> _Your instructions_:
Decide whether each statement below agrees with the article on physical attraction. Answer yes or no for each, and quote the words of the article that settle it. 1. Louise said a good sense of humor was a must for her. 2. Evidence from online dating and speed dating shows that men care more about physical attractiveness than women do. 3. Linking attractiveness with positive qualities is found only in certain cultures.

## start Extract

Why Physical Attraction Matters, and When It Might Not
Research into why our actions don't match our words when it's time to pair up.
Posted Jan 05, 2017
Consider the characteristics that are often considered desirable in a mate—a sense of humor, intelligence, kindness, understanding, a family orientation, good looks. Which would you rank as most important in a romantic partner? Which is least important to you? Research consistently shows that we rank most or all of these traits as more important than good looks (Apostolou, 2011; Apostolou, 2015; Buss et al., 2001; Perilloux et al., 2011). However, consciously ranking traits as more or less important may not reflect the way we make our real-life dating and mating decisions.
A few months ago I sat down with my friend Louise* while she scanned online dating profiles. Louise told me that looks were not that important to her, but that a good sense of humor was a must. While Louise certainly values all of the characteristics I listed above, not once did we say, “This guy seems like he has a great sense of humor,” or, “This man has very kind features.” We only stopped to further investigate the profiles of men who seemed physically attractive.
Physical Attractiveness Is More Important Than We Think
Physical attractiveness may serve as a gatekeeper directing us toward partners who are healthy, age appropriate, and able to reproduce (Weeden and Sabini, 2005). And when we make real-life dating and mating decisions, research indicates, physical appearance dominates: We choose to pursue relationships with those who are attractive to us (see Luo and Zhang, 2009; Kurzban and Weeden, 2005; Thao et al., 2010).
Men (both gay and straight) seem to consciously recognize the importance of physical attractiveness more than women (both straight and lesbian; see Lippa, 2007). However, experimental research, as well as evidence from online dating and speed dating, shows that physical attractiveness is equally important to men and women. Further, attractiveness tends to be a more important factor in our dating decisions than traits like personality, education, and intelligence (Eastwick et al., 2011; Eastwick and Finkel, 2008; Luo and Zhang, 2009; Kurzban and Weeden, 2005; Sprecher, 1989; Thao et al., 2010). Physical attractiveness may be so important to us because we associate other positive qualities with a pleasing appearance. For example, attractive individuals are expected to be happier and to have more rewarding life experiences than unattractive individuals (Dion et al., 1972; Griffin and Langlois, 2006). This tendency to associate attractiveness with positive qualities occurs crossculturally (Shaffer et al., 2000; Zebrowitz et al., 2012).

## end Extract
## start Records provided

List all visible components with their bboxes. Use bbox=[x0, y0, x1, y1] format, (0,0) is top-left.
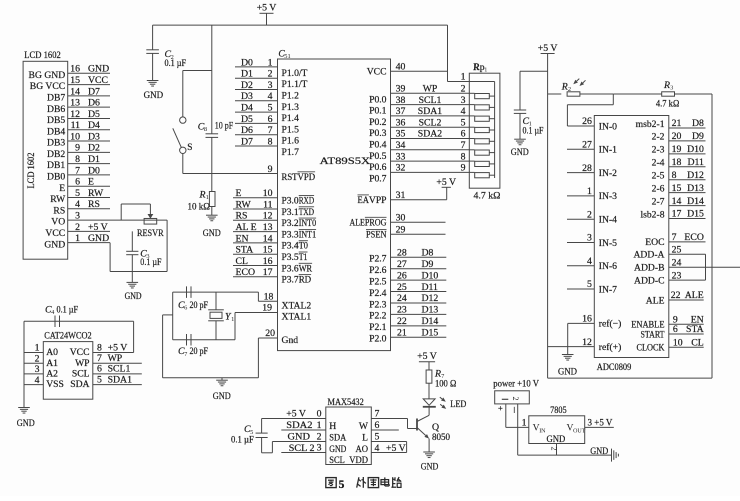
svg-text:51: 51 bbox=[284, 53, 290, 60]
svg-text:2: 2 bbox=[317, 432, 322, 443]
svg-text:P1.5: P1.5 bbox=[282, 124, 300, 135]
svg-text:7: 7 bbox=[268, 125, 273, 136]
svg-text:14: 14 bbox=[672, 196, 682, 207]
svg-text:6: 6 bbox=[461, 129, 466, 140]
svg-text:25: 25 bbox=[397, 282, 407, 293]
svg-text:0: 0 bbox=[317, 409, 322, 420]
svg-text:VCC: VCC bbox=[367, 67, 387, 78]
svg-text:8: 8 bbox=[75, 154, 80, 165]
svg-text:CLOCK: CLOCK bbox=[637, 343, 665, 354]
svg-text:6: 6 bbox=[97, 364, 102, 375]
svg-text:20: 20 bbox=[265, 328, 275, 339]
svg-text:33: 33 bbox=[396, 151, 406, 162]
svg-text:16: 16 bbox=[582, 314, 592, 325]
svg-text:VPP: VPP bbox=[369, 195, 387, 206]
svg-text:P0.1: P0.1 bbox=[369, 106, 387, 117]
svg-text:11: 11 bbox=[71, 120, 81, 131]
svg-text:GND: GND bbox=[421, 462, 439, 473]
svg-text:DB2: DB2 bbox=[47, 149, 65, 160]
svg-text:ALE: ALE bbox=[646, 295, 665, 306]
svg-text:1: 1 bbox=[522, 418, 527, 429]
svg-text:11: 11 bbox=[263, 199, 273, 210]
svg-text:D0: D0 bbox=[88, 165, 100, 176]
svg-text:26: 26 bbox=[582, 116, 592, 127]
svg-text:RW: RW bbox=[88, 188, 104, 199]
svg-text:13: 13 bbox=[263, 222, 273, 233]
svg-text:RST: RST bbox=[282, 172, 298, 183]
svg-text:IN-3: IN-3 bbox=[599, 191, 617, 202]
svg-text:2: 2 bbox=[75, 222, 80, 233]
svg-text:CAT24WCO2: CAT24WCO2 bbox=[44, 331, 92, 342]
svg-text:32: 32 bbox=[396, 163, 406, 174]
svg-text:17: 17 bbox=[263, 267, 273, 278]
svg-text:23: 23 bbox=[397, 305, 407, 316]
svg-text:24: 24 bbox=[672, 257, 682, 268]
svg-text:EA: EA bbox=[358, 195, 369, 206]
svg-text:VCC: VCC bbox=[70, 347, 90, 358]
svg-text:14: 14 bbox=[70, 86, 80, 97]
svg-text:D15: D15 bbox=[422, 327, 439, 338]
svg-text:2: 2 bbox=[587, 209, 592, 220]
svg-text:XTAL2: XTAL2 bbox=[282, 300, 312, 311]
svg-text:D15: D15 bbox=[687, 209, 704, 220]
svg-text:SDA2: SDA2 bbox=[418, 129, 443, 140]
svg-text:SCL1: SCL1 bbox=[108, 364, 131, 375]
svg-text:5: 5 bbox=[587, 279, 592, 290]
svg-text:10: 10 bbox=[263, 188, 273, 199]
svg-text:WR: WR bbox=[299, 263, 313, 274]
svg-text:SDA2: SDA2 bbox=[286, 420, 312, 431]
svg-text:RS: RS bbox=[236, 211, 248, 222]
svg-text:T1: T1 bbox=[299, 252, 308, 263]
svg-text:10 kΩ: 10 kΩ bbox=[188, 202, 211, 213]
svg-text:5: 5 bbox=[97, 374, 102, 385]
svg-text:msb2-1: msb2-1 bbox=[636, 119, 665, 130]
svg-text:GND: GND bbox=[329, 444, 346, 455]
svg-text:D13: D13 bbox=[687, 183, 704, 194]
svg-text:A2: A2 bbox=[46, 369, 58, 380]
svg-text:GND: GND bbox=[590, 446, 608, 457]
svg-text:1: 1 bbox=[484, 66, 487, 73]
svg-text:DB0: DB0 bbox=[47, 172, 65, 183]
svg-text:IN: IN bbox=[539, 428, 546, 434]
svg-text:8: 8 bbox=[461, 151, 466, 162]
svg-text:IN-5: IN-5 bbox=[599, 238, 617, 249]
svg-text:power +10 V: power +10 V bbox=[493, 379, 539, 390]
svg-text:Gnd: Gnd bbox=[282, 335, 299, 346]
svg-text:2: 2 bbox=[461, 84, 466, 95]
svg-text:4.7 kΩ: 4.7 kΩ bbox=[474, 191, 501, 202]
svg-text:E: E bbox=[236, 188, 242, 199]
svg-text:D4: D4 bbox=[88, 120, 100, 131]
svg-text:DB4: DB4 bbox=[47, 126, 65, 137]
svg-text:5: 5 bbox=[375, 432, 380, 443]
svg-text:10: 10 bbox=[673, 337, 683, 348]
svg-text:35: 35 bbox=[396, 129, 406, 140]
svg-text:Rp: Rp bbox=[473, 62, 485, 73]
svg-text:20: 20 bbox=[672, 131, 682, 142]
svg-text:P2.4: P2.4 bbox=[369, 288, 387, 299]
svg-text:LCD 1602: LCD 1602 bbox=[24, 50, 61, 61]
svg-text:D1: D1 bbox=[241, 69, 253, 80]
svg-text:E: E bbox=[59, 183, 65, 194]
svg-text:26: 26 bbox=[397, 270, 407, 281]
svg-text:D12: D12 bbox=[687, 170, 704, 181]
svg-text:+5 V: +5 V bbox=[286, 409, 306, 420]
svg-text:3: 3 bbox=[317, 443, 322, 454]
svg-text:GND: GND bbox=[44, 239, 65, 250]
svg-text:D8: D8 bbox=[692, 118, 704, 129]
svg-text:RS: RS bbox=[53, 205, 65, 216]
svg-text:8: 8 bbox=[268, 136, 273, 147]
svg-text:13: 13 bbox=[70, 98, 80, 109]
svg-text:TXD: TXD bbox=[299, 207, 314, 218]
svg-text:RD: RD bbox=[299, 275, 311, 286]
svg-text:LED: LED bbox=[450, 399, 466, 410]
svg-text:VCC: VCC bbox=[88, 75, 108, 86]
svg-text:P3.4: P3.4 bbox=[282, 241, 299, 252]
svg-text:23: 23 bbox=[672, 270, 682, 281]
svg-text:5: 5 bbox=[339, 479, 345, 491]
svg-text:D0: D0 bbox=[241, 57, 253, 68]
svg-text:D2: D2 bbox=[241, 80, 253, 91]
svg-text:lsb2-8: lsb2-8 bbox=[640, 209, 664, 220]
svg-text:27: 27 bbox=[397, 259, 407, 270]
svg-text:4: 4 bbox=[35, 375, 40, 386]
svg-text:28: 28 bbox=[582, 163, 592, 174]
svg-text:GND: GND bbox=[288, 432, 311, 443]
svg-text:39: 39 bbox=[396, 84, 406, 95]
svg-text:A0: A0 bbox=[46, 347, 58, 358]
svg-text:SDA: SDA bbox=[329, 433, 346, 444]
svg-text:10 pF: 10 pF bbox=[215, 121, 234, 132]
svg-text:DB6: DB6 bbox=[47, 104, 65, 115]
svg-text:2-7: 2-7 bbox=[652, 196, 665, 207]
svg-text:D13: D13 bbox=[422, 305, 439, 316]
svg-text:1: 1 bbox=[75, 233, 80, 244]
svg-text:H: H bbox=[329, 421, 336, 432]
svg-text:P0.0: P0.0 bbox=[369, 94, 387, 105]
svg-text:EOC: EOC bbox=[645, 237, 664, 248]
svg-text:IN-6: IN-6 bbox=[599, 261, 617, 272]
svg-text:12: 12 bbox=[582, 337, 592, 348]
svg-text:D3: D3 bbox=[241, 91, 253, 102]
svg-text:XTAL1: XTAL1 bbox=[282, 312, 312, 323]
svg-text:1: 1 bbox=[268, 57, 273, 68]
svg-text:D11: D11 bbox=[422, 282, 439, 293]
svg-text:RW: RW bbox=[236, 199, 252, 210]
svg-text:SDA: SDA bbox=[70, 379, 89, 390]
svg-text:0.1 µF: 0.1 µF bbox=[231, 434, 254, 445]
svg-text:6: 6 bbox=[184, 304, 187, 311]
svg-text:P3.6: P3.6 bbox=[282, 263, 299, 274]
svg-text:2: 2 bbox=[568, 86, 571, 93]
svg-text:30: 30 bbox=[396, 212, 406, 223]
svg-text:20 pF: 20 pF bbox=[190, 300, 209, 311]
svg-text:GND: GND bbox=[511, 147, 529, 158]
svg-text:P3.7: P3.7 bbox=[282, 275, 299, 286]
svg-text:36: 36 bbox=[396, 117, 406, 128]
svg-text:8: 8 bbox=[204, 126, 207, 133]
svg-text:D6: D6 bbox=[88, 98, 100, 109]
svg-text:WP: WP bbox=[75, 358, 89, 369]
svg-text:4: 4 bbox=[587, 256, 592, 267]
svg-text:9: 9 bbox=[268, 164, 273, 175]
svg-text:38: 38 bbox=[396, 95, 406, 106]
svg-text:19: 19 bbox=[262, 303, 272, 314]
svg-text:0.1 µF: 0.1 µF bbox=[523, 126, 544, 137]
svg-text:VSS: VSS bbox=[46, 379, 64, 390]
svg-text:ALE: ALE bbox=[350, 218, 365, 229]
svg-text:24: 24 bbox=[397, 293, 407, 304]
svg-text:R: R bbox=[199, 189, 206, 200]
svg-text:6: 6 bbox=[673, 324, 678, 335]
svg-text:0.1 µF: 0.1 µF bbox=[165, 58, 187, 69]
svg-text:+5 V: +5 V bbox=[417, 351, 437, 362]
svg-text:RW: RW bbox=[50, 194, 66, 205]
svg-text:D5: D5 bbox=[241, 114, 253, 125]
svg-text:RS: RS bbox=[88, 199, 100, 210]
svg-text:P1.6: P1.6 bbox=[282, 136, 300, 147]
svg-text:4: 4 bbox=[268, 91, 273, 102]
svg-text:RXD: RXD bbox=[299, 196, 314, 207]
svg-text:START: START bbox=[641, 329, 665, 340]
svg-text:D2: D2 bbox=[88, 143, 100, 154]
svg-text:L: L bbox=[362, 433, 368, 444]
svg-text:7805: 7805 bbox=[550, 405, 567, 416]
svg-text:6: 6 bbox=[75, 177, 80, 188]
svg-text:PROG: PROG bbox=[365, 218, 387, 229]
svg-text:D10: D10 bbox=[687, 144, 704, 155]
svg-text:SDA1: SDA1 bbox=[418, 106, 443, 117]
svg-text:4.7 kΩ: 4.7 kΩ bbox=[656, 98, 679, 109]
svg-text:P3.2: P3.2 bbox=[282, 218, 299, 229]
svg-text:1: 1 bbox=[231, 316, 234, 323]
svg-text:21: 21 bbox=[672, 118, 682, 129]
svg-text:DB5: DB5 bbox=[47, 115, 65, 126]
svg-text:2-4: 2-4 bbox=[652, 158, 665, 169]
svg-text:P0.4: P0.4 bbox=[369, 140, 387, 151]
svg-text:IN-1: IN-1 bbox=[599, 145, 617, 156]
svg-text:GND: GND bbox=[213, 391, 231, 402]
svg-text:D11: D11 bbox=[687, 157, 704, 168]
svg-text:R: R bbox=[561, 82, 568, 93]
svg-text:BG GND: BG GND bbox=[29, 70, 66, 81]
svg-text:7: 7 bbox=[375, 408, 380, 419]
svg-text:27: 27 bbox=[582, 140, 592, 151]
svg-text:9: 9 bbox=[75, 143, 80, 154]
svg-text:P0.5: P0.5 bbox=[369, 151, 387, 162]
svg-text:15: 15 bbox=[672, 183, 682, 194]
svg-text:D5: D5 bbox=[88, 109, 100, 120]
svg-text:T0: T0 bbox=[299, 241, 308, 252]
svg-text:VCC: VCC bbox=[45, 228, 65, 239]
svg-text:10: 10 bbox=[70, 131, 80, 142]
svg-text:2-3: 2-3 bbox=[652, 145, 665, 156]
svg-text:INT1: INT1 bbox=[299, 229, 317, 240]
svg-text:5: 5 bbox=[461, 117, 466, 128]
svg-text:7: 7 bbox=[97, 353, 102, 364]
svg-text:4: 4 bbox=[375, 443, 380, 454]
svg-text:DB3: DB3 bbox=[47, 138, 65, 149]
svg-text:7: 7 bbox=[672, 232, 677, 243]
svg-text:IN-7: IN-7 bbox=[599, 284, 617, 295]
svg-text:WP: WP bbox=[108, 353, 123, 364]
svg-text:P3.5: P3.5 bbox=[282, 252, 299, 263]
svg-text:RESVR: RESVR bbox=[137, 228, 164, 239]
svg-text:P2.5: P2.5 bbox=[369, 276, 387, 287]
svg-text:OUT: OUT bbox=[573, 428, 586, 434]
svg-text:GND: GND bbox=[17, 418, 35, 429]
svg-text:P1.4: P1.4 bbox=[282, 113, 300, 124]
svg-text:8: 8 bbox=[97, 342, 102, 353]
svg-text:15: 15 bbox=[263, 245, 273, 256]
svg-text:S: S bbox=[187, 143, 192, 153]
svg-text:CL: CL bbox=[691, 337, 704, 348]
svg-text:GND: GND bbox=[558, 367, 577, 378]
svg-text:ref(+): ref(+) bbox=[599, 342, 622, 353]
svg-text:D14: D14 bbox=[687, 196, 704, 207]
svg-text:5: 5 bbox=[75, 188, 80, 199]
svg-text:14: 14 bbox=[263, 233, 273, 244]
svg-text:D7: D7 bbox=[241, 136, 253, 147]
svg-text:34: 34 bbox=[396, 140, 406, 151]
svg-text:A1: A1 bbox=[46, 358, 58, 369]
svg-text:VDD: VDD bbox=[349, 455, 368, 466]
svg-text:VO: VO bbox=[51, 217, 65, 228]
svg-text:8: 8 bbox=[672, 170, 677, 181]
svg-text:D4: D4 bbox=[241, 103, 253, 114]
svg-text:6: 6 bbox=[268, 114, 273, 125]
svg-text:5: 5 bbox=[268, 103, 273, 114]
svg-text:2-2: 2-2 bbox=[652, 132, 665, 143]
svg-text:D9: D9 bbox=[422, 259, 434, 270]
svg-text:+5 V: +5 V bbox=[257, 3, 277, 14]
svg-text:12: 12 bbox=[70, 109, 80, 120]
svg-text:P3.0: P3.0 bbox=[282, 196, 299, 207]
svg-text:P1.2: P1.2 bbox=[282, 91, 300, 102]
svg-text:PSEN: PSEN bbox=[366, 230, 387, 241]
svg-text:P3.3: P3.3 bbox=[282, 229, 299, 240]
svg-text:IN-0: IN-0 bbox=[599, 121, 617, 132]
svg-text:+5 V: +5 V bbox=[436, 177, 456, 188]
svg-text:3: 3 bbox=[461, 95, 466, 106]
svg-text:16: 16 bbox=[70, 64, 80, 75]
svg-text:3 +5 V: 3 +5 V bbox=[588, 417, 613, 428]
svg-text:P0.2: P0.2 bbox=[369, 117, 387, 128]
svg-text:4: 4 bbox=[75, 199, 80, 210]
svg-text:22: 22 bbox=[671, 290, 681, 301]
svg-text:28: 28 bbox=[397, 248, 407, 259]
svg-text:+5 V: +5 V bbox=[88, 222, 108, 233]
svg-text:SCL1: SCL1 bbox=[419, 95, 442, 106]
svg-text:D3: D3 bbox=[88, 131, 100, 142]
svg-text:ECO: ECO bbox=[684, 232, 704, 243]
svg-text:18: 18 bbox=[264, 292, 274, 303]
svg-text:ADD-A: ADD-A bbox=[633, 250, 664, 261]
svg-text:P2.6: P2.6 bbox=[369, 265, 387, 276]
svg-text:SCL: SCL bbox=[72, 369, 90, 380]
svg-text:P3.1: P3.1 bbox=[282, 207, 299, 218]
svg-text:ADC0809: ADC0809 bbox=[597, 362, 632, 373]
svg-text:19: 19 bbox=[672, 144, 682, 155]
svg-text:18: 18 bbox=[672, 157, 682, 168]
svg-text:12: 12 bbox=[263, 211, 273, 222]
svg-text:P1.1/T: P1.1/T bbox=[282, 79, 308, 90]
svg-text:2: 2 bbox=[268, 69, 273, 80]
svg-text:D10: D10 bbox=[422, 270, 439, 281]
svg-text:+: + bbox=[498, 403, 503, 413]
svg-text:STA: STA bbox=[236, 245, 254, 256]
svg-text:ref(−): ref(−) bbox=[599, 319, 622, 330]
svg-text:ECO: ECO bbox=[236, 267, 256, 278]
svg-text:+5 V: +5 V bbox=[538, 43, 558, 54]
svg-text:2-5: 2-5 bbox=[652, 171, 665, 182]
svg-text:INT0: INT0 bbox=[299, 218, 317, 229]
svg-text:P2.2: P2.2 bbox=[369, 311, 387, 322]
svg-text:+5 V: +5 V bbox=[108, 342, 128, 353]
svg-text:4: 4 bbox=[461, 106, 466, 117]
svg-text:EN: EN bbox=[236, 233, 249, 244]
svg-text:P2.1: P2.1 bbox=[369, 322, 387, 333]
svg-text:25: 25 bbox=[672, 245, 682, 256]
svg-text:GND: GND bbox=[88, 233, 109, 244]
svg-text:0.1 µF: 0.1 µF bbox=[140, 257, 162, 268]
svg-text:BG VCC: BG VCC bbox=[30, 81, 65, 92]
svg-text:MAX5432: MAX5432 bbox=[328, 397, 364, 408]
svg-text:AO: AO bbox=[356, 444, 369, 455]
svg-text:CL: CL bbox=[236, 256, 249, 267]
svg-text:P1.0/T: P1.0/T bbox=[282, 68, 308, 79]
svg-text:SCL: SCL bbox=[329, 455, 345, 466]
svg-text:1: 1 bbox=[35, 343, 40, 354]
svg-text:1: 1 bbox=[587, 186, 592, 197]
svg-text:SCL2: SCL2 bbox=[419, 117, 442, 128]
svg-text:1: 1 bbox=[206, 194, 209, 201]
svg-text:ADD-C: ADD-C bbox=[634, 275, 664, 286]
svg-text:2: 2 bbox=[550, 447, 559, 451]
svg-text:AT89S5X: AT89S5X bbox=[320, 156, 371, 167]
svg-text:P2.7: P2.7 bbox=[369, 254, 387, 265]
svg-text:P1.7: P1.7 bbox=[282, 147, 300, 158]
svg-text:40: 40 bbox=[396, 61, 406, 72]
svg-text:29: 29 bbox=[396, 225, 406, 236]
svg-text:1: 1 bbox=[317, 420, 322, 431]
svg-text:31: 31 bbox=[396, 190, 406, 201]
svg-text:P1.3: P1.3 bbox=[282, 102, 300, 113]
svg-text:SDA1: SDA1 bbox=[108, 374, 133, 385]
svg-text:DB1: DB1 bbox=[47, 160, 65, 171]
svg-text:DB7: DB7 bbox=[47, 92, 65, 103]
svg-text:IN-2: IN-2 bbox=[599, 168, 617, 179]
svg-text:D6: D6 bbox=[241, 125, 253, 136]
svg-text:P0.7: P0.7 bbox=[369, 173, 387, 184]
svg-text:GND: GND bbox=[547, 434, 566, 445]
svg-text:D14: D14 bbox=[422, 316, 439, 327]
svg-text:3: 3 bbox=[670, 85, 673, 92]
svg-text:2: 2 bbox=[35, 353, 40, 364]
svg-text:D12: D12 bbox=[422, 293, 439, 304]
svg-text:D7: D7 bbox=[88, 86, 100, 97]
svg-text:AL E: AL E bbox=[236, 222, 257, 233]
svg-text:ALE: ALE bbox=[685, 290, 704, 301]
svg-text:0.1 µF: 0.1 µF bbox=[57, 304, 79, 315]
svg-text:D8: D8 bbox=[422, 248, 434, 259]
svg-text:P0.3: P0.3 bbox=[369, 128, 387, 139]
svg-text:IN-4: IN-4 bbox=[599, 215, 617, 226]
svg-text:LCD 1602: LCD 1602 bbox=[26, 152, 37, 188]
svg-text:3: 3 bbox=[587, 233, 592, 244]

## end Records provided

> _Task result_:
1. Yes: "a good sense of humor was a must."
2. No: "physical attractiveness is equally important to men and women."
3. No: "This tendency to associate attractiveness with positive qualities occurs crossculturally"